Entries shown:
++++++++

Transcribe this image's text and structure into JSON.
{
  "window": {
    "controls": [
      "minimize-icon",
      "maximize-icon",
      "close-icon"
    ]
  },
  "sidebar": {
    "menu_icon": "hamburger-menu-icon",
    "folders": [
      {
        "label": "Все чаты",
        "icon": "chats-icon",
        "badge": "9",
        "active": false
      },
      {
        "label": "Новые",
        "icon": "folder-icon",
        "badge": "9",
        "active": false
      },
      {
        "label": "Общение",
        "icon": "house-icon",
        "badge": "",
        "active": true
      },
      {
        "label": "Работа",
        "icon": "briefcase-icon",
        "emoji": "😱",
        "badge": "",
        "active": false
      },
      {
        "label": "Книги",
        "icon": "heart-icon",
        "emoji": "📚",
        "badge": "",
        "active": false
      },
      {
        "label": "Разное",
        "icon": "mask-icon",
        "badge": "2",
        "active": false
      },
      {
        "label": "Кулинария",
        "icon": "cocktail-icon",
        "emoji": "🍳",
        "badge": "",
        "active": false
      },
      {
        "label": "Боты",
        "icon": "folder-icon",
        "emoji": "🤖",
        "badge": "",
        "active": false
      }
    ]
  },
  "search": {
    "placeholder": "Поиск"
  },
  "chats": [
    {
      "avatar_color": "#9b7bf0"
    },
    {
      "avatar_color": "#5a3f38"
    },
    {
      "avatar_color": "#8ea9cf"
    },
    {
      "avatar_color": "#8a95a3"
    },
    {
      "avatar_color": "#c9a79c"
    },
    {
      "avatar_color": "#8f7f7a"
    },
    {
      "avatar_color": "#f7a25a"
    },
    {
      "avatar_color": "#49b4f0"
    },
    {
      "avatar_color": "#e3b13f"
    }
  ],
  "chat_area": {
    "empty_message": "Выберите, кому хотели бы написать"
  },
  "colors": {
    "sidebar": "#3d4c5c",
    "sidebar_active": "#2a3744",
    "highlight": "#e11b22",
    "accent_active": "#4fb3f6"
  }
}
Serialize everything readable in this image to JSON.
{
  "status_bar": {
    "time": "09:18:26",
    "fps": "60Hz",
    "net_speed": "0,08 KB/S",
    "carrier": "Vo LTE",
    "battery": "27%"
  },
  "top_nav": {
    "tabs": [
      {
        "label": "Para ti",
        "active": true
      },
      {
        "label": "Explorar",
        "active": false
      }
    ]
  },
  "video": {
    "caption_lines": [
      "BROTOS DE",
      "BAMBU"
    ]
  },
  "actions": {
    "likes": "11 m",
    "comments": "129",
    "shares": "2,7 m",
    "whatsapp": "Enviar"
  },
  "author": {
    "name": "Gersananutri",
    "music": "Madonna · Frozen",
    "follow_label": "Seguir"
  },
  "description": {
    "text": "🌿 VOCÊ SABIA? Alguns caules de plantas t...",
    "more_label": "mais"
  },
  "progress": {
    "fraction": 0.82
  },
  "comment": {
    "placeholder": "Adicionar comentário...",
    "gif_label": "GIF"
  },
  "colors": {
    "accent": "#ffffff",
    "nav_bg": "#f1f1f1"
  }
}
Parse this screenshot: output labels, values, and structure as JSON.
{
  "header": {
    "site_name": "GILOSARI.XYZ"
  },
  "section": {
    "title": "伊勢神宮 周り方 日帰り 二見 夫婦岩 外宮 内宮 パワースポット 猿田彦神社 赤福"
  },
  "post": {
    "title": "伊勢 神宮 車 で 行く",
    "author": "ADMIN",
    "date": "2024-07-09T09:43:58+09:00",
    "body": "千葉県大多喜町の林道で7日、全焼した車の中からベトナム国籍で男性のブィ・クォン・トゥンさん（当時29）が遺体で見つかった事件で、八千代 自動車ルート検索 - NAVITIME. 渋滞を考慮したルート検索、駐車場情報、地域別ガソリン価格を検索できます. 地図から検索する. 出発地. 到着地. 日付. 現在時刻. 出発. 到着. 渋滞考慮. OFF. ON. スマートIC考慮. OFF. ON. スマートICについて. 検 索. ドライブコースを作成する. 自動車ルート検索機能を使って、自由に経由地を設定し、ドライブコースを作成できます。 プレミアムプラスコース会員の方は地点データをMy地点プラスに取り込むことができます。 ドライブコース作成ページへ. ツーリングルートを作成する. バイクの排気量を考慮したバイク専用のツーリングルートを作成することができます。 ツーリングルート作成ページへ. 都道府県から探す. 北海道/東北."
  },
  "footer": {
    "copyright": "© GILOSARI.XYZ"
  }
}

++++++++

Restate each of the entries above verbatim.

Transcribe this image's text and structure into JSON.
{
  "window": {
    "controls": [
      "minimize-icon",
      "maximize-icon",
      "close-icon"
    ]
  },
  "sidebar": {
    "menu_icon": "hamburger-menu-icon",
    "folders": [
      {
        "label": "Все чаты",
        "icon": "chats-icon",
        "badge": "9",
        "active": false
      },
      {
        "label": "Новые",
        "icon": "folder-icon",
        "badge": "9",
        "active": false
      },
      {
        "label": "Общение",
        "icon": "house-icon",
        "badge": "",
        "active": true
      },
      {
        "label": "Работа",
        "icon": "briefcase-icon",
        "emoji": "😱",
        "badge": "",
        "active": false
      },
      {
        "label": "Книги",
        "icon": "heart-icon",
        "emoji": "📚",
        "badge": "",
        "active": false
      },
      {
        "label": "Разное",
        "icon": "mask-icon",
        "badge": "2",
        "active": false
      },
      {
        "label": "Кулинария",
        "icon": "cocktail-icon",
        "emoji": "🍳",
        "badge": "",
        "active": false
      },
      {
        "label": "Боты",
        "icon": "folder-icon",
        "emoji": "🤖",
        "badge": "",
        "active": false
      }
    ]
  },
  "search": {
    "placeholder": "Поиск"
  },
  "chats": [
    {
      "avatar_color": "#9b7bf0"
    },
    {
      "avatar_color": "#5a3f38"
    },
    {
      "avatar_color": "#8ea9cf"
    },
    {
      "avatar_color": "#8a95a3"
    },
    {
      "avatar_color": "#c9a79c"
    },
    {
      "avatar_color": "#8f7f7a"
    },
    {
      "avatar_color": "#f7a25a"
    },
    {
      "avatar_color": "#49b4f0"
    },
    {
      "avatar_color": "#e3b13f"
    }
  ],
  "chat_area": {
    "empty_message": "Выберите, кому хотели бы написать"
  },
  "colors": {
    "sidebar": "#3d4c5c",
    "sidebar_active": "#2a3744",
    "highlight": "#e11b22",
    "accent_active": "#4fb3f6"
  }
}
Serialize everything readable in this image to JSON.
{
  "status_bar": {
    "time": "09:18:26",
    "fps": "60Hz",
    "net_speed": "0,08 KB/S",
    "carrier": "Vo LTE",
    "battery": "27%"
  },
  "top_nav": {
    "tabs": [
      {
        "label": "Para ti",
        "active": true
      },
      {
        "label": "Explorar",
        "active": false
      }
    ]
  },
  "video": {
    "caption_lines": [
      "BROTOS DE",
      "BAMBU"
    ]
  },
  "actions": {
    "likes": "11 m",
    "comments": "129",
    "shares": "2,7 m",
    "whatsapp": "Enviar"
  },
  "author": {
    "name": "Gersananutri",
    "music": "Madonna · Frozen",
    "follow_label": "Seguir"
  },
  "description": {
    "text": "🌿 VOCÊ SABIA? Alguns caules de plantas t...",
    "more_label": "mais"
  },
  "progress": {
    "fraction": 0.82
  },
  "comment": {
    "placeholder": "Adicionar comentário...",
    "gif_label": "GIF"
  },
  "colors": {
    "accent": "#ffffff",
    "nav_bg": "#f1f1f1"
  }
}
Parse this screenshot: output labels, values, and structure as JSON.
{
  "header": {
    "site_name": "GILOSARI.XYZ"
  },
  "section": {
    "title": "伊勢神宮 周り方 日帰り 二見 夫婦岩 外宮 内宮 パワースポット 猿田彦神社 赤福"
  },
  "post": {
    "title": "伊勢 神宮 車 で 行く",
    "author": "ADMIN",
    "date": "2024-07-09T09:43:58+09:00",
    "body": "千葉県大多喜町の林道で7日、全焼した車の中からベトナム国籍で男性のブィ・クォン・トゥンさん（当時29）が遺体で見つかった事件で、八千代 自動車ルート検索 - NAVITIME. 渋滞を考慮したルート検索、駐車場情報、地域別ガソリン価格を検索できます. 地図から検索する. 出発地. 到着地. 日付. 現在時刻. 出発. 到着. 渋滞考慮. OFF. ON. スマートIC考慮. OFF. ON. スマートICについて. 検 索. ドライブコースを作成する. 自動車ルート検索機能を使って、自由に経由地を設定し、ドライブコースを作成できます。 プレミアムプラスコース会員の方は地点データをMy地点プラスに取り込むことができます。 ドライブコース作成ページへ. ツーリングルートを作成する. バイクの排気量を考慮したバイク専用のツーリングルートを作成することができます。 ツーリングルート作成ページへ. 都道府県から探す. 北海道/東北."
  },
  "footer": {
    "copyright": "© GILOSARI.XYZ"
  }
}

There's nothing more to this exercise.